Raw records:
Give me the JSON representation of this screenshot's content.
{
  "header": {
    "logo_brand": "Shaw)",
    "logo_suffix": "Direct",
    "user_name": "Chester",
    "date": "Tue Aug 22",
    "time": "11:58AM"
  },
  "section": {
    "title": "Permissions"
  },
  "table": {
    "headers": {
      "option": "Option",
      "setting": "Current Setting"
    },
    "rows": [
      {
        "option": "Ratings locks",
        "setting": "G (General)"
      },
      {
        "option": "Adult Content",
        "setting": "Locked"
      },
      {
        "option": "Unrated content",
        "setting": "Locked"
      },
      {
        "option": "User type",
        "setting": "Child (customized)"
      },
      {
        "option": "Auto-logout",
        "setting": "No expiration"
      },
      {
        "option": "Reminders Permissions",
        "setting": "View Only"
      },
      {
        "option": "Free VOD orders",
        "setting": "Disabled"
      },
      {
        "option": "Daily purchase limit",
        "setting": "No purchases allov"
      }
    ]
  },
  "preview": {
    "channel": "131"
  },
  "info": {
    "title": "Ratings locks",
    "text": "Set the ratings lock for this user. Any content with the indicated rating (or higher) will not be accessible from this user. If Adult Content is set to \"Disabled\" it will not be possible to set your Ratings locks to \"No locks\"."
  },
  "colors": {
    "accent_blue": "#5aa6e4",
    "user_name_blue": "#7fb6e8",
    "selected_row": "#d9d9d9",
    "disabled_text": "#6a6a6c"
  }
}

### Work to complete
Write out the whole listing again. Match it word for word.

### Written response
Give me the JSON representation of this screenshot's content.
{
  "header": {
    "logo_brand": "Shaw)",
    "logo_suffix": "Direct",
    "user_name": "Chester",
    "date": "Tue Aug 22",
    "time": "11:58AM"
  },
  "section": {
    "title": "Permissions"
  },
  "table": {
    "headers": {
      "option": "Option",
      "setting": "Current Setting"
    },
    "rows": [
      {
        "option": "Ratings locks",
        "setting": "G (General)"
      },
      {
        "option": "Adult Content",
        "setting": "Locked"
      },
      {
        "option": "Unrated content",
        "setting": "Locked"
      },
      {
        "option": "User type",
        "setting": "Child (customized)"
      },
      {
        "option": "Auto-logout",
        "setting": "No expiration"
      },
      {
        "option": "Reminders Permissions",
        "setting": "View Only"
      },
      {
        "option": "Free VOD orders",
        "setting": "Disabled"
      },
      {
        "option": "Daily purchase limit",
        "setting": "No purchases allov"
      }
    ]
  },
  "preview": {
    "channel": "131"
  },
  "info": {
    "title": "Ratings locks",
    "text": "Set the ratings lock for this user. Any content with the indicated rating (or higher) will not be accessible from this user. If Adult Content is set to \"Disabled\" it will not be possible to set your Ratings locks to \"No locks\"."
  },
  "colors": {
    "accent_blue": "#5aa6e4",
    "user_name_blue": "#7fb6e8",
    "selected_row": "#d9d9d9",
    "disabled_text": "#6a6a6c"
  }
}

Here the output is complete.